Source records:
○ ○ ○

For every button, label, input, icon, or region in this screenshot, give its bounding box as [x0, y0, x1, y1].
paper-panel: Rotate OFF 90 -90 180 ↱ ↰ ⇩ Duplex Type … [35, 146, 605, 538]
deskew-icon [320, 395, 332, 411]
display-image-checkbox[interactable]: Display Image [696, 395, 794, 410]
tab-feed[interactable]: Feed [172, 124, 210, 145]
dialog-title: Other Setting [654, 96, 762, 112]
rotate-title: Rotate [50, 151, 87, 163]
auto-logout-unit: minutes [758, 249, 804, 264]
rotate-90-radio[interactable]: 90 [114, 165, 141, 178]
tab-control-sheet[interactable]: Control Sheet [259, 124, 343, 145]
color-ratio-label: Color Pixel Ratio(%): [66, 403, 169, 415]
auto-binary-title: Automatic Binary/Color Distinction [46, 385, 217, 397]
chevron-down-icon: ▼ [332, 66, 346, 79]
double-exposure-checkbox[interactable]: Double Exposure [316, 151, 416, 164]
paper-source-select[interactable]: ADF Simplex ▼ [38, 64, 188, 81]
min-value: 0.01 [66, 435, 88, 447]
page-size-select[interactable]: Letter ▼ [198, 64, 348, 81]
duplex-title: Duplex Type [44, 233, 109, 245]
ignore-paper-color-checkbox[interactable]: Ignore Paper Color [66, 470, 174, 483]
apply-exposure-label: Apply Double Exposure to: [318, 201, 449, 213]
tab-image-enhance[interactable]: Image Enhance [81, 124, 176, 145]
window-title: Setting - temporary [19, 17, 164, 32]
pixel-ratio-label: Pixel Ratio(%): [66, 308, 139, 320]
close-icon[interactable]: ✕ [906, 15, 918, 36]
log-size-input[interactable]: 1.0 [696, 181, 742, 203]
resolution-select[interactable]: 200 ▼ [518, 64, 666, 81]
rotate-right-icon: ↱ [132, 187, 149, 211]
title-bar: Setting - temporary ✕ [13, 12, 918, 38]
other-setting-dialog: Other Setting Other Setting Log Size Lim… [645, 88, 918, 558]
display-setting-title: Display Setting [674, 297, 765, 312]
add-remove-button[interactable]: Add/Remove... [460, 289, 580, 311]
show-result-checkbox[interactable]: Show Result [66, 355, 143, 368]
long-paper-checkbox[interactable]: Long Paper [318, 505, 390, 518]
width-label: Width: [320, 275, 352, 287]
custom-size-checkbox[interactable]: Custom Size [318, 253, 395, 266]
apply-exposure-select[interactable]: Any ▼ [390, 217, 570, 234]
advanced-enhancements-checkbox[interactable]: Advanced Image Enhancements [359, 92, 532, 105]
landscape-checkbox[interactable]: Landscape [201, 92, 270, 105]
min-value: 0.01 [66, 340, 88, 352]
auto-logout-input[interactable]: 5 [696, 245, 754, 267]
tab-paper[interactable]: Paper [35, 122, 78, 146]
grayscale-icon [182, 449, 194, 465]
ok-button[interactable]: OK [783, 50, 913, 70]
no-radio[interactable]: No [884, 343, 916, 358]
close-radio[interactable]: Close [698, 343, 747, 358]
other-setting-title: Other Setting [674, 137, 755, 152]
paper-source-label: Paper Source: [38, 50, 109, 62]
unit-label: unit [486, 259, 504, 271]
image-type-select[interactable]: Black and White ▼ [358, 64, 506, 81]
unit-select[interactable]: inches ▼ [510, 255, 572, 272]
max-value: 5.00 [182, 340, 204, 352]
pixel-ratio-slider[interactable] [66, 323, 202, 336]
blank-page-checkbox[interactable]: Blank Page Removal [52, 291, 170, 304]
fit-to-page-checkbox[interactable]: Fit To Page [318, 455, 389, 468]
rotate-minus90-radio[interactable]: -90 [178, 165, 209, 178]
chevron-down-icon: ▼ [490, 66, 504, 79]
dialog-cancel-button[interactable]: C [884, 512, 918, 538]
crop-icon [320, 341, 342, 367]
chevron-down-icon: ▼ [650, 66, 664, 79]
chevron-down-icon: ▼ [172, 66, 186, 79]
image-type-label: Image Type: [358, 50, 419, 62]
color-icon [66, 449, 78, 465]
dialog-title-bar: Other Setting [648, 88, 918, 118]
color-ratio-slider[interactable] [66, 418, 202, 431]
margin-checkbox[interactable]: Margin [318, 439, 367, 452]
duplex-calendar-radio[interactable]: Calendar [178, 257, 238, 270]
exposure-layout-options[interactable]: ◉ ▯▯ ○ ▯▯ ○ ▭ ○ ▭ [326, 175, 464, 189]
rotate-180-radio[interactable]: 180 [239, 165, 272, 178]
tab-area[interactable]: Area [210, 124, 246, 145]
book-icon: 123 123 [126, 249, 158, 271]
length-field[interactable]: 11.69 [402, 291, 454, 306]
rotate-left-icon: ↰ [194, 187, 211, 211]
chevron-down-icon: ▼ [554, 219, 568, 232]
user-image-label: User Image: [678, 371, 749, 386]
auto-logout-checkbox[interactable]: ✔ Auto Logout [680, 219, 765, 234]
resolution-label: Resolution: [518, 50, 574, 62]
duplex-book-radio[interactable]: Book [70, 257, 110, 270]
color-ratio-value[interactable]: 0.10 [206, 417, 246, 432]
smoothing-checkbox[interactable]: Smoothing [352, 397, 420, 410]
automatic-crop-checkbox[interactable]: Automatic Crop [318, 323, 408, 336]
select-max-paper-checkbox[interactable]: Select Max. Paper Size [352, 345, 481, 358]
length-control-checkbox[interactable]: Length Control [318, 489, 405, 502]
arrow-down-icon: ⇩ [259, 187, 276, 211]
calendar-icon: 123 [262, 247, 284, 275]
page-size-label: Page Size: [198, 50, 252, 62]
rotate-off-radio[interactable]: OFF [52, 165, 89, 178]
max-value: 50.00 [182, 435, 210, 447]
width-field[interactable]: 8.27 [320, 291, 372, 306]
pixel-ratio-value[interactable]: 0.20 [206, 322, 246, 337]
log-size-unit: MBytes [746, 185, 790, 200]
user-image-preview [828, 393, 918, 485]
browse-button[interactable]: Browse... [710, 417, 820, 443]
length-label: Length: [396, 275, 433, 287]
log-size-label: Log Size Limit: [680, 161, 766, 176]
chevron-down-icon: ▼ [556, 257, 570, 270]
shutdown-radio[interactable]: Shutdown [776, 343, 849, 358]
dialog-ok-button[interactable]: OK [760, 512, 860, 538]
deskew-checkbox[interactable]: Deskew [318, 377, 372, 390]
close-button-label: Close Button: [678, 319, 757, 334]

○ ○ ○

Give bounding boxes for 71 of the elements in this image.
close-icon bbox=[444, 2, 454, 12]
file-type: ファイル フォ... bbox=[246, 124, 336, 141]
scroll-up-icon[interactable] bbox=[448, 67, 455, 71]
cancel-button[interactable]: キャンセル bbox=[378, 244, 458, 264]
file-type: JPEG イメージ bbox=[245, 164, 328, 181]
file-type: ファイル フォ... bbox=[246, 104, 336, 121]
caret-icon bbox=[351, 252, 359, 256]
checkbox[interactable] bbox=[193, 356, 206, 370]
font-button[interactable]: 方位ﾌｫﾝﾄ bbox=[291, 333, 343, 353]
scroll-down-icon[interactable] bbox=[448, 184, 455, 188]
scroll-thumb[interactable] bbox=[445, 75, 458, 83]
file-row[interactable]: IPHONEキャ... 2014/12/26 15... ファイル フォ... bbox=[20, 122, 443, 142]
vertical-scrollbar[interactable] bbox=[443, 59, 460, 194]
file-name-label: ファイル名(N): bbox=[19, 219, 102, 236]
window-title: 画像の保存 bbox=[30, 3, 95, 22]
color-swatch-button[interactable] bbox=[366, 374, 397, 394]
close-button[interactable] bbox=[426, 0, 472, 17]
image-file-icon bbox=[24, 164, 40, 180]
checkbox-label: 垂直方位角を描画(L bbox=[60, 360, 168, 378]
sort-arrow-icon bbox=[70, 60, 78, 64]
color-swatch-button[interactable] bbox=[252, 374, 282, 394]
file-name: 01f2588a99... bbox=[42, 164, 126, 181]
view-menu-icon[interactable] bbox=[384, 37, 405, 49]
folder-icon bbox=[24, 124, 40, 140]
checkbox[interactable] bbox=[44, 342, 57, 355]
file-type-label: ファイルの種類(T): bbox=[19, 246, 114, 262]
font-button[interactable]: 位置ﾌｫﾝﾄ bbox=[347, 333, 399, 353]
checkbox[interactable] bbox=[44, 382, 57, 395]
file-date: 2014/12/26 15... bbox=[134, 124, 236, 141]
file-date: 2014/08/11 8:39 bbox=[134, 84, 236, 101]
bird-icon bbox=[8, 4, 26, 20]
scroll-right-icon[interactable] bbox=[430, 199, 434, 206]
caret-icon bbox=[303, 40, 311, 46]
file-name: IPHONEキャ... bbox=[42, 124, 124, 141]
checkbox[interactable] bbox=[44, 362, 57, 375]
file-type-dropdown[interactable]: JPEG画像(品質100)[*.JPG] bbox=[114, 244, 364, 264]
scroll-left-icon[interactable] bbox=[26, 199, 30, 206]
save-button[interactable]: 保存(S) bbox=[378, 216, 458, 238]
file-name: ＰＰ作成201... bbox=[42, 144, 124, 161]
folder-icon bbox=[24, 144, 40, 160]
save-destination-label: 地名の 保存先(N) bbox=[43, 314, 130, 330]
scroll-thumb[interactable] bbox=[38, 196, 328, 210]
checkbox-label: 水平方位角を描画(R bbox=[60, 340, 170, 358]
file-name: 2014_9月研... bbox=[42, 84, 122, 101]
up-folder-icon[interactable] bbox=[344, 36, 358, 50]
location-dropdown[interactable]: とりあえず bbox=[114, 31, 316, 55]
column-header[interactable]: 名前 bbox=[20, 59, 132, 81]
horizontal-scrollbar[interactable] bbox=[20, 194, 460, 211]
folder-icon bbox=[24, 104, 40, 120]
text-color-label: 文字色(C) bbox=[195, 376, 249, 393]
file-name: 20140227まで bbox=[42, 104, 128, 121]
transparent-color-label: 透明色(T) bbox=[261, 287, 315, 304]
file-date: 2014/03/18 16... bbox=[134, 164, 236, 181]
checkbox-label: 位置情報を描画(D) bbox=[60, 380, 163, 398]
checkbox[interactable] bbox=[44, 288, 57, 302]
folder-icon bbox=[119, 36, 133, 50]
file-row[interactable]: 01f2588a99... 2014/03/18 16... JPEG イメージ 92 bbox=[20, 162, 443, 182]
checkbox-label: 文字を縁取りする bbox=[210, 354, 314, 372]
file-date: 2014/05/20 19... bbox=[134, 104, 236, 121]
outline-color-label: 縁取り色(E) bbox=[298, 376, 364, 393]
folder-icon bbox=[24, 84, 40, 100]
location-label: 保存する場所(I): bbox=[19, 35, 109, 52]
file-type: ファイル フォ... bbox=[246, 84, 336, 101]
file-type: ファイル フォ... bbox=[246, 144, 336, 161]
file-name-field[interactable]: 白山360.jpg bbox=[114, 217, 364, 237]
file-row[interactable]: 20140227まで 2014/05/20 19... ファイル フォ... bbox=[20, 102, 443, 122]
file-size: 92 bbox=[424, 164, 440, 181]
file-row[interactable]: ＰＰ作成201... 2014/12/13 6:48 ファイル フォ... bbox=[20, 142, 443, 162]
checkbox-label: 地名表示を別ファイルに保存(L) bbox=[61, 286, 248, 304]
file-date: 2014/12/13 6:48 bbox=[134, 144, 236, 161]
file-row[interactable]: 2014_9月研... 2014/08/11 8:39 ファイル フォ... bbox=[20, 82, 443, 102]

○ ○ ○

▸ What is needed: Render the entries from the line with "For every button, label, input, icon, or" up to and including the line with "other-setting-dialog: Other Setting" as a Markdown table with the columns Row and Entry, numbering each line and omitting any blank lines.

▸ Solved exercise:
| Row | Entry |
|---|---|
| 1 | For every button, label, input, icon, or region in this screenshot, give its bounding box as [x0, y0, x1, y1]. |
| 2 | paper-panel: Rotate OFF 90 -90 180 ↱ ↰ ⇩ Duplex Type … [35, 146, 605, 538] |
| 3 | deskew-icon [320, 395, 332, 411] |
| 4 | display-image-checkbox[interactable]: Display Image [696, 395, 794, 410] |
| 5 | tab-feed[interactable]: Feed [172, 124, 210, 145] |
| 6 | dialog-title: Other Setting [654, 96, 762, 112] |
| 7 | rotate-title: Rotate [50, 151, 87, 163] |
| 8 | auto-logout-unit: minutes [758, 249, 804, 264] |
| 9 | rotate-90-radio[interactable]: 90 [114, 165, 141, 178] |
| 10 | tab-control-sheet[interactable]: Control Sheet [259, 124, 343, 145] |
| 11 | color-ratio-label: Color Pixel Ratio(%): [66, 403, 169, 415] |
| 12 | auto-binary-title: Automatic Binary/Color Distinction [46, 385, 217, 397] |
| 13 | chevron-down-icon: ▼ [332, 66, 346, 79] |
| 14 | double-exposure-checkbox[interactable]: Double Exposure [316, 151, 416, 164] |
| 15 | paper-source-select[interactable]: ADF Simplex ▼ [38, 64, 188, 81] |
| 16 | min-value: 0.01 [66, 435, 88, 447] |
| 17 | page-size-select[interactable]: Letter ▼ [198, 64, 348, 81] |
| 18 | duplex-title: Duplex Type [44, 233, 109, 245] |
| 19 | ignore-paper-color-checkbox[interactable]: Ignore Paper Color [66, 470, 174, 483] |
| 20 | apply-exposure-label: Apply Double Exposure to: [318, 201, 449, 213] |
| 21 | tab-image-enhance[interactable]: Image Enhance [81, 124, 176, 145] |
| 22 | window-title: Setting - temporary [19, 17, 164, 32] |
| 23 | pixel-ratio-label: Pixel Ratio(%): [66, 308, 139, 320] |
| 24 | close-icon[interactable]: ✕ [906, 15, 918, 36] |
| 25 | log-size-input[interactable]: 1.0 [696, 181, 742, 203] |
| 26 | resolution-select[interactable]: 200 ▼ [518, 64, 666, 81] |
| 27 | rotate-right-icon: ↱ [132, 187, 149, 211] |
| 28 | title-bar: Setting - temporary ✕ [13, 12, 918, 38] |
| 29 | other-setting-dialog: Other Setting Other Setting Log Size Lim… [645, 88, 918, 558] |